[Rows from a figure dataset]

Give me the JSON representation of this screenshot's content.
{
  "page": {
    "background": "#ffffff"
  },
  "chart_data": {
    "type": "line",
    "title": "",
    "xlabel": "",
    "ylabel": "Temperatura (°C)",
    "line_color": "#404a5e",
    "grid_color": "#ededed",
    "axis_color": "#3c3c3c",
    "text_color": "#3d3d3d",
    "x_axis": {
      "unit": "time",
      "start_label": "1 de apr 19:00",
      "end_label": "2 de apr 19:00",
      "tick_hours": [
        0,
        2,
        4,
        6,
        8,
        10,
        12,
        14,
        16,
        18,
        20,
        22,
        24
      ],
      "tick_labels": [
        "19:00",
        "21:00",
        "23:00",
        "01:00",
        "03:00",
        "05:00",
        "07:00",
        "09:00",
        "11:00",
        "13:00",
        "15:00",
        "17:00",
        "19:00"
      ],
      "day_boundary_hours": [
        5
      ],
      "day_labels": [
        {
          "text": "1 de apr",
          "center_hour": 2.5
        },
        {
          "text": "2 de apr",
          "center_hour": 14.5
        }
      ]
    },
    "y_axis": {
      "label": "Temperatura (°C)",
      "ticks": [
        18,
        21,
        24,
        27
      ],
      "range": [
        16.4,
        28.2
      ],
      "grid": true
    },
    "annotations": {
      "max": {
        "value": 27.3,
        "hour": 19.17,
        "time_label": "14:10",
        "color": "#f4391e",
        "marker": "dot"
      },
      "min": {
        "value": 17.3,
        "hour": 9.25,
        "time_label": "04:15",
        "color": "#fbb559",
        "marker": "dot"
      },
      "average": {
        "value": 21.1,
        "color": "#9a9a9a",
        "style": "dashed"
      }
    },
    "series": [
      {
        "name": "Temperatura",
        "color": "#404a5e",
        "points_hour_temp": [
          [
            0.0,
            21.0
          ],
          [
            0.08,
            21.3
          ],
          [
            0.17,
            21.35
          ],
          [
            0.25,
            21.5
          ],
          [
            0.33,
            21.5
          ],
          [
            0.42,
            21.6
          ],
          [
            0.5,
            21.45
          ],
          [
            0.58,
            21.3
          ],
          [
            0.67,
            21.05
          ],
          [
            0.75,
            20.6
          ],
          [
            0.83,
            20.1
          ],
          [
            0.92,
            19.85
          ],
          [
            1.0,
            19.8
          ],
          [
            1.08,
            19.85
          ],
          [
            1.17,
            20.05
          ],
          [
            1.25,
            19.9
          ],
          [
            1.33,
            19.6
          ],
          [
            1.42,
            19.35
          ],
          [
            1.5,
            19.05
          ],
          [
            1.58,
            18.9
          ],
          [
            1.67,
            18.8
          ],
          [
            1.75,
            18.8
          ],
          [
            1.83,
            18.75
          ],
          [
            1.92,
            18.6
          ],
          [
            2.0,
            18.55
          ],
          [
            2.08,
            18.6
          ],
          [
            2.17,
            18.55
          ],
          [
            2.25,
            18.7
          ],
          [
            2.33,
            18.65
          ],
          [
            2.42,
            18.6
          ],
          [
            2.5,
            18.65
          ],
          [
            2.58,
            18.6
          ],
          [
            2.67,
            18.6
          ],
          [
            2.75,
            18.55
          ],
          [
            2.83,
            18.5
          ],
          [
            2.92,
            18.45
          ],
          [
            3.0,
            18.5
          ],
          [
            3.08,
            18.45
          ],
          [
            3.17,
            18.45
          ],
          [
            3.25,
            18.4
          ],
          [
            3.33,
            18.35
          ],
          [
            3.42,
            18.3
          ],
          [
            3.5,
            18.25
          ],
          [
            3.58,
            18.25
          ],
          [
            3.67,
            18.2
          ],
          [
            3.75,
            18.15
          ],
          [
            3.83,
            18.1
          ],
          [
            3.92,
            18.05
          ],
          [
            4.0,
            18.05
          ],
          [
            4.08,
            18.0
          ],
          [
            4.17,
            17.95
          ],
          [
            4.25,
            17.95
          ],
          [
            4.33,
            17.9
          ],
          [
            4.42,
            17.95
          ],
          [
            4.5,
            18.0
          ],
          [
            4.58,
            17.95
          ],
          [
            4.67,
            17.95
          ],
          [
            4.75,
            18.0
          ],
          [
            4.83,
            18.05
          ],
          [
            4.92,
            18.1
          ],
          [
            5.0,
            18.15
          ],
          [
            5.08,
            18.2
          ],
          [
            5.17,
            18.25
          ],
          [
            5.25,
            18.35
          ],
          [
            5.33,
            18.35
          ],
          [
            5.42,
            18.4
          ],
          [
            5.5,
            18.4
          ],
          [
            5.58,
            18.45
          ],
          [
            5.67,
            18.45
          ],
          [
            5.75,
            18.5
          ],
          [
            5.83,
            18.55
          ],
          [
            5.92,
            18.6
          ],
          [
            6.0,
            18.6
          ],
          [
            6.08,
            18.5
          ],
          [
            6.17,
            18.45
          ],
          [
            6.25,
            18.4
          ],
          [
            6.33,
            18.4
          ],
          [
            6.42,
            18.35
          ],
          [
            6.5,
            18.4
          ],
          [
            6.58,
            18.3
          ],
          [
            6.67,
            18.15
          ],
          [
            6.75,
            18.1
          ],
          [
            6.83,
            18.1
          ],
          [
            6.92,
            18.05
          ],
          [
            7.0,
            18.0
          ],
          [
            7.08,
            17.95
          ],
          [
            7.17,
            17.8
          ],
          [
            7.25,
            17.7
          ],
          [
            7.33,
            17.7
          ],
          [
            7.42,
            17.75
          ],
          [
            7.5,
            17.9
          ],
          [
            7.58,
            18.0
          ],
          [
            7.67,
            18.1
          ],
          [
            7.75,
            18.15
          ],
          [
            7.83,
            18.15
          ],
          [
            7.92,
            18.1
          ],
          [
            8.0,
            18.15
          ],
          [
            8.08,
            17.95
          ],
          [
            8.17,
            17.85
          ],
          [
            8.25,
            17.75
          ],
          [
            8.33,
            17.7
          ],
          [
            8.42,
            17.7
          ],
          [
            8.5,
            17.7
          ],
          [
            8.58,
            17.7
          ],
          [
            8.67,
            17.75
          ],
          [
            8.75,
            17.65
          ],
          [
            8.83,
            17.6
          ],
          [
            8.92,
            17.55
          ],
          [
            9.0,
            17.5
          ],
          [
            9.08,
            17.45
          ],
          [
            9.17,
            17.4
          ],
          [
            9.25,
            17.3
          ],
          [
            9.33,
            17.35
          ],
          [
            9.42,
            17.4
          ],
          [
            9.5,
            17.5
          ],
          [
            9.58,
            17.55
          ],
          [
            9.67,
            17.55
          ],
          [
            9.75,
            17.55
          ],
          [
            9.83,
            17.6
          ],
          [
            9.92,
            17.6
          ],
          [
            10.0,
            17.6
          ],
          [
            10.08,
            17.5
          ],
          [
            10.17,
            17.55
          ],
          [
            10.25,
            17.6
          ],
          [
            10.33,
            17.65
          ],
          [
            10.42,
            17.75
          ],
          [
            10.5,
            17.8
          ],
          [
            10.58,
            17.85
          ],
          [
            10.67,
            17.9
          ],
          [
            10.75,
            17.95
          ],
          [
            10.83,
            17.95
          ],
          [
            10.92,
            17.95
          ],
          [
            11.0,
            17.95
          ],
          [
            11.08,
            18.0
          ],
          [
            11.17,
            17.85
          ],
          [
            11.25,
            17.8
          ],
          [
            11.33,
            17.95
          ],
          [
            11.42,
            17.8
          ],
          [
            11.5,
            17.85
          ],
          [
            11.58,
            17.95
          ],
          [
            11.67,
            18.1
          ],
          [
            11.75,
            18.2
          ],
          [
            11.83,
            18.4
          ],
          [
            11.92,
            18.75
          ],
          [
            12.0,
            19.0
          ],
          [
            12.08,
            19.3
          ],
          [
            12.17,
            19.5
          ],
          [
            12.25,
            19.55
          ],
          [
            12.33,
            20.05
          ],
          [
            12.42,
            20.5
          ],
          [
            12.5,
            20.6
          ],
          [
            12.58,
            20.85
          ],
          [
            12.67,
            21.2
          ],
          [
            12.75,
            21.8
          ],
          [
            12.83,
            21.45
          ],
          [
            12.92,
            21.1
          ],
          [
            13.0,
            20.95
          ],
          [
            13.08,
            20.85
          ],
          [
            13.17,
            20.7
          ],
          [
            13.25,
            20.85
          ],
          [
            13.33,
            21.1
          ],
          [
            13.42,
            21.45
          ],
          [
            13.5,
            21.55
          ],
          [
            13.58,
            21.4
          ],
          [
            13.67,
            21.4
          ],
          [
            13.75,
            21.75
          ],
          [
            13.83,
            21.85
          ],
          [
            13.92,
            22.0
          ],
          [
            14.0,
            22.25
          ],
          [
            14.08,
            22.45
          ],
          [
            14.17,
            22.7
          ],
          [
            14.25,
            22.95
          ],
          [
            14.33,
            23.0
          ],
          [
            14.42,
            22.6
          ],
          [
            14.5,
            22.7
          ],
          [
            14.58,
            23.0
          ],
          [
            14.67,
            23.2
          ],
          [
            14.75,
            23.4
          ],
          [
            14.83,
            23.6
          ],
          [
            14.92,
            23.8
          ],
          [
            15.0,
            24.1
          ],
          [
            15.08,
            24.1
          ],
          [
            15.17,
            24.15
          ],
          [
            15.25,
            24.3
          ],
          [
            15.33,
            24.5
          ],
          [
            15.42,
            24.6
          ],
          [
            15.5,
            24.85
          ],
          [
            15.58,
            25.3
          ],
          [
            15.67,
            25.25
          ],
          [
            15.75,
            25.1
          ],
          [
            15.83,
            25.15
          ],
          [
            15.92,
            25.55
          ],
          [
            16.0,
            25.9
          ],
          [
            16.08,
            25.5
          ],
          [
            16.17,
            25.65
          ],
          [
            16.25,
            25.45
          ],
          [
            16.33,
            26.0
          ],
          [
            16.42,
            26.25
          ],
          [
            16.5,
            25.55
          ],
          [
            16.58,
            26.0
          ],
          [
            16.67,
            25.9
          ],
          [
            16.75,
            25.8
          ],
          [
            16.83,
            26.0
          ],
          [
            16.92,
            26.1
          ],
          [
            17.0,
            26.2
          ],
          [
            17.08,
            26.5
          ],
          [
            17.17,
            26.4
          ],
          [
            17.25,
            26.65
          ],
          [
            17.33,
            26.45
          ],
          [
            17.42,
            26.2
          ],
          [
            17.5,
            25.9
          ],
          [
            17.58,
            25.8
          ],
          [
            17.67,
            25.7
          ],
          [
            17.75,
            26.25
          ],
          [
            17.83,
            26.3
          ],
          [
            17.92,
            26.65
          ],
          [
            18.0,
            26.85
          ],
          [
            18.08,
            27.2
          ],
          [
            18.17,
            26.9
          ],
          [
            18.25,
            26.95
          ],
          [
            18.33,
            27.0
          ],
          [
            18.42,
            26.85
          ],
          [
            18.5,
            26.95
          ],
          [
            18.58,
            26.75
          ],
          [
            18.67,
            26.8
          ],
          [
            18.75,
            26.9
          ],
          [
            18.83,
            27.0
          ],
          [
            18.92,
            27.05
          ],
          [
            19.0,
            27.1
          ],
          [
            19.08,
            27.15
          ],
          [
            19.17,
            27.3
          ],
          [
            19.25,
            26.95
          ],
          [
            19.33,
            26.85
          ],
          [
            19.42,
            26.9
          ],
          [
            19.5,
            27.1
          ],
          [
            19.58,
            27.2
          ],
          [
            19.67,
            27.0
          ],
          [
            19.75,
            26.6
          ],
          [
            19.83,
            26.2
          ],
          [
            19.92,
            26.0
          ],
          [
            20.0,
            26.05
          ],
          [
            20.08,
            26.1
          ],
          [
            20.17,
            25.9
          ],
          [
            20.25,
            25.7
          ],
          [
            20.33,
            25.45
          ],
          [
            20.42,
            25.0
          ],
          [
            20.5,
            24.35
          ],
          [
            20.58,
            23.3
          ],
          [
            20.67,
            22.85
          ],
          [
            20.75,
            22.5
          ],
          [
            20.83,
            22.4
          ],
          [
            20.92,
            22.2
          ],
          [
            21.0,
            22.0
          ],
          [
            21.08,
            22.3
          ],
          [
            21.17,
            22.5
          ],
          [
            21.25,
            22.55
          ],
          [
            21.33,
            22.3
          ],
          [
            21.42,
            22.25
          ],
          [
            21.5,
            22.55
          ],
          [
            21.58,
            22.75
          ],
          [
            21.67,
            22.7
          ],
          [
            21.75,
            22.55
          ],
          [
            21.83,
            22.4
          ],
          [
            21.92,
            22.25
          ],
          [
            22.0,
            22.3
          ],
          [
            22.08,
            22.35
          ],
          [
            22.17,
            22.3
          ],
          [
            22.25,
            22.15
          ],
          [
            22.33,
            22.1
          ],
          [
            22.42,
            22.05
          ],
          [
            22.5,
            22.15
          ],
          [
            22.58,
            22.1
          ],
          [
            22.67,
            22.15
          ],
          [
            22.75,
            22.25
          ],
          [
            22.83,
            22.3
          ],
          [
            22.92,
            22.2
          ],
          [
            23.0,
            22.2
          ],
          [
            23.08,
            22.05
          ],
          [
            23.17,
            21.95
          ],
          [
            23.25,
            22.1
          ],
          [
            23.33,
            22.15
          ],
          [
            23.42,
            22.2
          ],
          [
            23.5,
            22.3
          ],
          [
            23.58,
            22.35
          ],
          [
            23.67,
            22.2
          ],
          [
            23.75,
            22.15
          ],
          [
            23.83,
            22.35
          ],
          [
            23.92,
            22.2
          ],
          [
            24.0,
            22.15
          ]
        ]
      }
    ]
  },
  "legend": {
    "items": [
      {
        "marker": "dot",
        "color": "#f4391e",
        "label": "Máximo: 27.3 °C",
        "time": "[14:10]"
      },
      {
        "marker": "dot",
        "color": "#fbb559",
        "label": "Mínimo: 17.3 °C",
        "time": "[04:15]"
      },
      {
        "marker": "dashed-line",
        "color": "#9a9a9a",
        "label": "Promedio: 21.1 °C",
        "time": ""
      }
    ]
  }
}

Task goal:
Count how many lines of the listing above include "Temperatura" and report that number alone.

Expected answer:
3